Short exercise:
Take each line containing the word "JSON" and copy it.

Provided records:
# # # # #

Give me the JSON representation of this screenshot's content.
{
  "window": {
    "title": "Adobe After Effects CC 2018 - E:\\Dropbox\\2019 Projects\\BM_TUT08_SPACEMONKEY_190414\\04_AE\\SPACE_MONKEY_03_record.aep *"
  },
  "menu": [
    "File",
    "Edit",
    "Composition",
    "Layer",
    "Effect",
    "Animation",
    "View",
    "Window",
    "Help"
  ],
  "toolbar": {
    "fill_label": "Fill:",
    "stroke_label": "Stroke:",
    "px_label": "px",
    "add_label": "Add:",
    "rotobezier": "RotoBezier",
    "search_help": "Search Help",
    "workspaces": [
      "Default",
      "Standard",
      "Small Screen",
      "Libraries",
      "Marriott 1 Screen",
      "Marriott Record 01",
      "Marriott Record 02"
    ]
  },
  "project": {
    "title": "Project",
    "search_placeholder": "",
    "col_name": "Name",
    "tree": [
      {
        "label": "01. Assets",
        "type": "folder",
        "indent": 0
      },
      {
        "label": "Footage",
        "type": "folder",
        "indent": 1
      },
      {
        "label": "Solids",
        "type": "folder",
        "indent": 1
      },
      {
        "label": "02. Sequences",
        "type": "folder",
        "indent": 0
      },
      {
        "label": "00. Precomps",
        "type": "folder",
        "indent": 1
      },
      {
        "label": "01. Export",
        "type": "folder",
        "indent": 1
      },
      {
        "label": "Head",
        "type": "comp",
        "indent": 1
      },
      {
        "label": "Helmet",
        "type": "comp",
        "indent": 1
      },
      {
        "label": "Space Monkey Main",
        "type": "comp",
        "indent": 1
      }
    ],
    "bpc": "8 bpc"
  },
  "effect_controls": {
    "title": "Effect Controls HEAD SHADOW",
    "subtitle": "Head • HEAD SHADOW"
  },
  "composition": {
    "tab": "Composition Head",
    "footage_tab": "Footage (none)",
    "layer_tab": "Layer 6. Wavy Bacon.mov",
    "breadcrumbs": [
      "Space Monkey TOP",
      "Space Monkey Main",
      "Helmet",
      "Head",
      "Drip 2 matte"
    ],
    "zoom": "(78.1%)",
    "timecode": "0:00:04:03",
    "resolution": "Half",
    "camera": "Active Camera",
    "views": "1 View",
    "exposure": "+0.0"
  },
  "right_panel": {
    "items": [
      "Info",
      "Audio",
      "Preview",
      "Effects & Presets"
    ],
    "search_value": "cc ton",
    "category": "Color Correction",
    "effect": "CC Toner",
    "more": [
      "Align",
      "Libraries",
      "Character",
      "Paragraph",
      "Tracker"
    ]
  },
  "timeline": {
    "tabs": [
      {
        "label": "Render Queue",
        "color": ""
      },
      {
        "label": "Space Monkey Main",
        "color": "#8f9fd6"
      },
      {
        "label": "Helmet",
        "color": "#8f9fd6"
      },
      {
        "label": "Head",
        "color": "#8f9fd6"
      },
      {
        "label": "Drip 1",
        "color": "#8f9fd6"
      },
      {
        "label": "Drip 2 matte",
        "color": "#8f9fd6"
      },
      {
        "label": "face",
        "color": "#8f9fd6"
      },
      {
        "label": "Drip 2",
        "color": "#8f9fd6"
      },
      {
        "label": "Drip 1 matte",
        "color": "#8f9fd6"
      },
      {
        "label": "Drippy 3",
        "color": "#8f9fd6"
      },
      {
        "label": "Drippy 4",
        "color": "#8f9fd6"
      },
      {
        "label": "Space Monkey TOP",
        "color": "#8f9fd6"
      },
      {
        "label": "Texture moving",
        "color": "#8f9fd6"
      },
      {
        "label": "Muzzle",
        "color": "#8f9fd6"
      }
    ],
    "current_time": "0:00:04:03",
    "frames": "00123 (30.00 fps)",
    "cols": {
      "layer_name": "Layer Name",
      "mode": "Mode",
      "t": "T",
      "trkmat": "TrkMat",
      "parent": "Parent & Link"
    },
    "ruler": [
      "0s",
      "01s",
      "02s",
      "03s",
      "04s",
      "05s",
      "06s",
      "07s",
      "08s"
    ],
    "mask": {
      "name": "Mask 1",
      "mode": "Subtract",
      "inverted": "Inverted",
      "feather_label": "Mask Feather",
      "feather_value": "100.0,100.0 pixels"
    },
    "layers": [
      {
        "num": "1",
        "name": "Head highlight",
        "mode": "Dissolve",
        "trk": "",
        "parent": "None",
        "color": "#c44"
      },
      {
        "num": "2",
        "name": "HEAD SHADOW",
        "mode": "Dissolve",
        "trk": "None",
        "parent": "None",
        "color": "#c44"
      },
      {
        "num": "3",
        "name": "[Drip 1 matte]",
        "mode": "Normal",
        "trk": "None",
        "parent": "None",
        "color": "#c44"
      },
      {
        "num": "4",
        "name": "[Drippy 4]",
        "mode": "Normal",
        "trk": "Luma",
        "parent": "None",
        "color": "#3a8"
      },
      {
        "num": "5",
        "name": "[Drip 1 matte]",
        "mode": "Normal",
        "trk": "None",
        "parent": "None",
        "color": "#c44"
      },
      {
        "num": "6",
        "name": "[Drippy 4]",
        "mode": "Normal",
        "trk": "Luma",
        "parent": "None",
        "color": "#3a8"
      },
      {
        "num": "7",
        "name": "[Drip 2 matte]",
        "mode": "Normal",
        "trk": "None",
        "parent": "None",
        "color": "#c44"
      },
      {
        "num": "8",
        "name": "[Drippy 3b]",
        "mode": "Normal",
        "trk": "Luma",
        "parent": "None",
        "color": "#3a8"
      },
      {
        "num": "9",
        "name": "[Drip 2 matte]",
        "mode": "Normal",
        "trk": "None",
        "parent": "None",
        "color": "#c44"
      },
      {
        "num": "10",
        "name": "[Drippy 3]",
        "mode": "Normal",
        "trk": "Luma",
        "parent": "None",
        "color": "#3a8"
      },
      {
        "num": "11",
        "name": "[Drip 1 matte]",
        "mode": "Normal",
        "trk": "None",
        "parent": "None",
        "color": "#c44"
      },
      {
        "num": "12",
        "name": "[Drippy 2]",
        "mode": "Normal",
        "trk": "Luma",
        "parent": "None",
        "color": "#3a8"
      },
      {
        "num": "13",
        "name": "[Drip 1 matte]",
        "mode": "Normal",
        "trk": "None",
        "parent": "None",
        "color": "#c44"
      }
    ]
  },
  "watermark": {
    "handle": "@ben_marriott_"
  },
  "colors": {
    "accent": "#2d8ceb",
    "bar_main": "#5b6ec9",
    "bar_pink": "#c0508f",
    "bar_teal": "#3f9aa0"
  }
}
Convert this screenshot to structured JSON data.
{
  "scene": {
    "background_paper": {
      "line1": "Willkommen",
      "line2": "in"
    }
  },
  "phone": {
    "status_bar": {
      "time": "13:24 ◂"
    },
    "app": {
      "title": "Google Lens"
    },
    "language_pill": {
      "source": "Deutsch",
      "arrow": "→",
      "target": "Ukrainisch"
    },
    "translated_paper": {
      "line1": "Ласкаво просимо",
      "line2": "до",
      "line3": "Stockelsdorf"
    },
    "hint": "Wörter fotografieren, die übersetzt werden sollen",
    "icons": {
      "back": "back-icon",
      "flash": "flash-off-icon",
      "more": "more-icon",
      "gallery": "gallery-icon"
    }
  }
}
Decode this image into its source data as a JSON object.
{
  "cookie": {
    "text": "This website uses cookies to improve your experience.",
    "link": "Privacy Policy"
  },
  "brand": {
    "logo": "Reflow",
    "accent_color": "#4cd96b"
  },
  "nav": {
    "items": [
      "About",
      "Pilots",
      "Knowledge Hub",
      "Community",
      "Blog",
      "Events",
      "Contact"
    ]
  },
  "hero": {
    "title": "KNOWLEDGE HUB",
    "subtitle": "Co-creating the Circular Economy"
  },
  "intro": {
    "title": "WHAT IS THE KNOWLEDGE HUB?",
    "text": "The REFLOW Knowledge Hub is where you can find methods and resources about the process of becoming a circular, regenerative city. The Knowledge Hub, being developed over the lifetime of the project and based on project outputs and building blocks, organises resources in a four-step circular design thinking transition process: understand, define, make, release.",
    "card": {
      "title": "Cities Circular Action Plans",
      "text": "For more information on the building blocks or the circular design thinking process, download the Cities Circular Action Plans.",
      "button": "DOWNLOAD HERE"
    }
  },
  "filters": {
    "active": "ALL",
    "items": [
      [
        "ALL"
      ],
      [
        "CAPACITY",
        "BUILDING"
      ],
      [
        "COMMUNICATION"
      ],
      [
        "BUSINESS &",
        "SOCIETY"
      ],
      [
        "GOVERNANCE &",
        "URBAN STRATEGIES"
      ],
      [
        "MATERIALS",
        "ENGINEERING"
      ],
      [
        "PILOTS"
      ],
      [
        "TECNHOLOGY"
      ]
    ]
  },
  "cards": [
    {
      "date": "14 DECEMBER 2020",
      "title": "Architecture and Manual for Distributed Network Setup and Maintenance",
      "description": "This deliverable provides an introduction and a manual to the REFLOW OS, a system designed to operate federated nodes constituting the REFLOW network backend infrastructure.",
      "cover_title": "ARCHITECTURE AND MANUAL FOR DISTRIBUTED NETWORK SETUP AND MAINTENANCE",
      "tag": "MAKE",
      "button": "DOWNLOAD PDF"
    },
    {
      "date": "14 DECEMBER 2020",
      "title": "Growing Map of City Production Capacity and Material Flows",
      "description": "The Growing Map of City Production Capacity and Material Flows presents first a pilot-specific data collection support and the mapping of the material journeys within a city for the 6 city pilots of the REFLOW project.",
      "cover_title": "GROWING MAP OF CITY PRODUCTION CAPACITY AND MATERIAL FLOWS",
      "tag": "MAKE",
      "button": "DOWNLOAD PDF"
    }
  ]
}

# # # # #

Final result:
Give me the JSON representation of this screenshot's content.
Convert this screenshot to structured JSON data.
Decode this image into its source data as a JSON object.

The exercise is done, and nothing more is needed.